▶ SET TASK: Transcribe all of the records word for word, but omit the pictures.

-- BEGIN --

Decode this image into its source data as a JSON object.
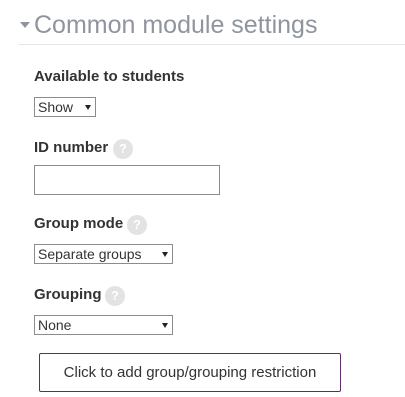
{
  "section": {
    "title": "Common module settings"
  },
  "fields": {
    "visible": {
      "label": "Available to students",
      "value": "Show"
    },
    "idnumber": {
      "label": "ID number",
      "help": "?",
      "value": ""
    },
    "groupmode": {
      "label": "Group mode",
      "help": "?",
      "value": "Separate groups"
    },
    "grouping": {
      "label": "Grouping",
      "help": "?",
      "value": "None"
    }
  },
  "actions": {
    "add_restriction_label": "Click to add group/grouping restriction"
  },
  "colors": {
    "accent_border": "#5f2b6a",
    "section_title": "#8f959e",
    "help_icon_bg": "#e3e3e3"
  },
  "icons": {
    "collapse": "caret-down-icon",
    "help": "question-circle-icon",
    "select": "chevron-down-icon"
  }
}
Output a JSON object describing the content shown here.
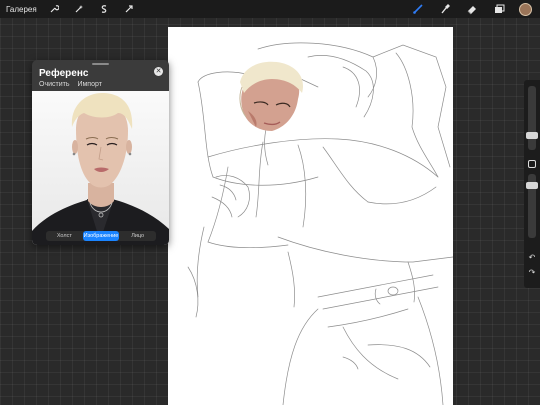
{
  "topbar": {
    "gallery_label": "Галерея",
    "left_tools": [
      "wrench-icon",
      "magic-wand-icon",
      "selection-icon",
      "transform-arrow-icon"
    ],
    "right_tools": [
      "brush-icon",
      "smudge-icon",
      "eraser-icon",
      "layers-icon"
    ],
    "active_color": "#9a7458",
    "accent": "#2f7cf6"
  },
  "reference": {
    "title": "Референс",
    "actions": [
      "Очистить",
      "Импорт"
    ],
    "segments": [
      "Холст",
      "Изображение",
      "Лицо"
    ],
    "active_segment": 1
  },
  "sidebar": {
    "brush_size_level": 0.25,
    "opacity_level": 0.85
  }
}
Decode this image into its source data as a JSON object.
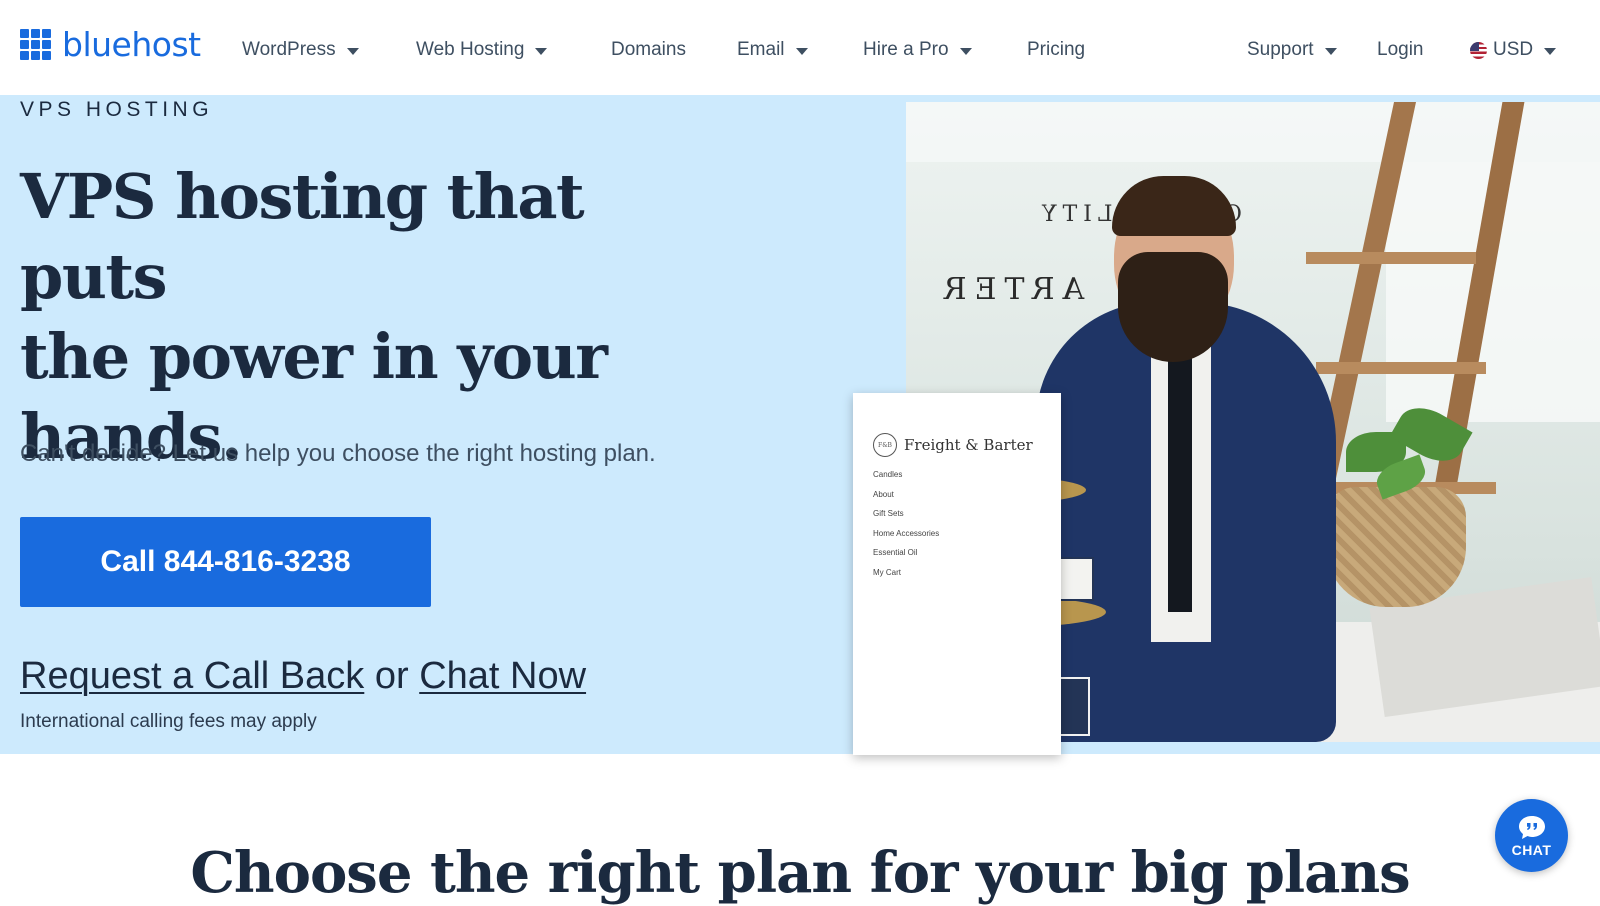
{
  "header": {
    "logo_text": "bluehost",
    "nav": [
      {
        "label": "WordPress",
        "dropdown": true
      },
      {
        "label": "Web Hosting",
        "dropdown": true
      },
      {
        "label": "Domains",
        "dropdown": false
      },
      {
        "label": "Email",
        "dropdown": true
      },
      {
        "label": "Hire a Pro",
        "dropdown": true
      },
      {
        "label": "Pricing",
        "dropdown": false
      }
    ],
    "support_label": "Support",
    "login_label": "Login",
    "currency_label": "USD"
  },
  "hero": {
    "eyebrow": "VPS HOSTING",
    "title_line1": "VPS hosting that puts",
    "title_line2": "the power in your",
    "title_line3": "hands.",
    "subtitle": "Can't decide? Let us help you choose the right hosting plan.",
    "call_button": "Call 844-816-3238",
    "request_callback": "Request a Call Back",
    "or_text": "or",
    "chat_now": "Chat Now",
    "fees_note": "International calling fees may apply"
  },
  "site_card": {
    "brand": "Freight & Barter",
    "brand_mark": "F&B",
    "menu": [
      "Candles",
      "About",
      "Gift Sets",
      "Home Accessories",
      "Essential Oil",
      "My Cart"
    ]
  },
  "photo_signs": {
    "top": "OR QUALITY",
    "middle": "ARTER"
  },
  "lower": {
    "title": "Choose the right plan for your big plans"
  },
  "chat_widget": {
    "label": "CHAT"
  },
  "colors": {
    "brand_blue": "#196bde",
    "hero_bg": "#cdeafd",
    "text_dark": "#1b2a3f"
  }
}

-- END --

▶ TASK ANSWER:
Decode this image into its source data as a JSON object.
{
  "section": {
    "title": "Common module settings"
  },
  "fields": {
    "visible": {
      "label": "Available to students",
      "value": "Show"
    },
    "idnumber": {
      "label": "ID number",
      "help": "?",
      "value": ""
    },
    "groupmode": {
      "label": "Group mode",
      "help": "?",
      "value": "Separate groups"
    },
    "grouping": {
      "label": "Grouping",
      "help": "?",
      "value": "None"
    }
  },
  "actions": {
    "add_restriction_label": "Click to add group/grouping restriction"
  },
  "colors": {
    "accent_border": "#5f2b6a",
    "section_title": "#8f959e",
    "help_icon_bg": "#e3e3e3"
  },
  "icons": {
    "collapse": "caret-down-icon",
    "help": "question-circle-icon",
    "select": "chevron-down-icon"
  }
}
Output a JSON object describing the content shown here.
{
  "topbar": {
    "gallery_label": "Галерея",
    "left_tools": [
      "wrench-icon",
      "magic-wand-icon",
      "selection-icon",
      "transform-arrow-icon"
    ],
    "right_tools": [
      "brush-icon",
      "smudge-icon",
      "eraser-icon",
      "layers-icon"
    ],
    "active_color": "#9a7458",
    "accent": "#2f7cf6"
  },
  "reference": {
    "title": "Референс",
    "actions": [
      "Очистить",
      "Импорт"
    ],
    "segments": [
      "Холст",
      "Изображение",
      "Лицо"
    ],
    "active_segment": 1
  },
  "sidebar": {
    "brush_size_level": 0.25,
    "opacity_level": 0.85
  }
}
Decode this image into its source data as a JSON object.
{
  "header": {
    "logo_text": "bluehost",
    "nav": [
      {
        "label": "WordPress",
        "dropdown": true
      },
      {
        "label": "Web Hosting",
        "dropdown": true
      },
      {
        "label": "Domains",
        "dropdown": false
      },
      {
        "label": "Email",
        "dropdown": true
      },
      {
        "label": "Hire a Pro",
        "dropdown": true
      },
      {
        "label": "Pricing",
        "dropdown": false
      }
    ],
    "support_label": "Support",
    "login_label": "Login",
    "currency_label": "USD"
  },
  "hero": {
    "eyebrow": "VPS HOSTING",
    "title_line1": "VPS hosting that puts",
    "title_line2": "the power in your",
    "title_line3": "hands.",
    "subtitle": "Can't decide? Let us help you choose the right hosting plan.",
    "call_button": "Call 844-816-3238",
    "request_callback": "Request a Call Back",
    "or_text": "or",
    "chat_now": "Chat Now",
    "fees_note": "International calling fees may apply"
  },
  "site_card": {
    "brand": "Freight & Barter",
    "brand_mark": "F&B",
    "menu": [
      "Candles",
      "About",
      "Gift Sets",
      "Home Accessories",
      "Essential Oil",
      "My Cart"
    ]
  },
  "photo_signs": {
    "top": "OR QUALITY",
    "middle": "ARTER"
  },
  "lower": {
    "title": "Choose the right plan for your big plans"
  },
  "chat_widget": {
    "label": "CHAT"
  },
  "colors": {
    "brand_blue": "#196bde",
    "hero_bg": "#cdeafd",
    "text_dark": "#1b2a3f"
  }
}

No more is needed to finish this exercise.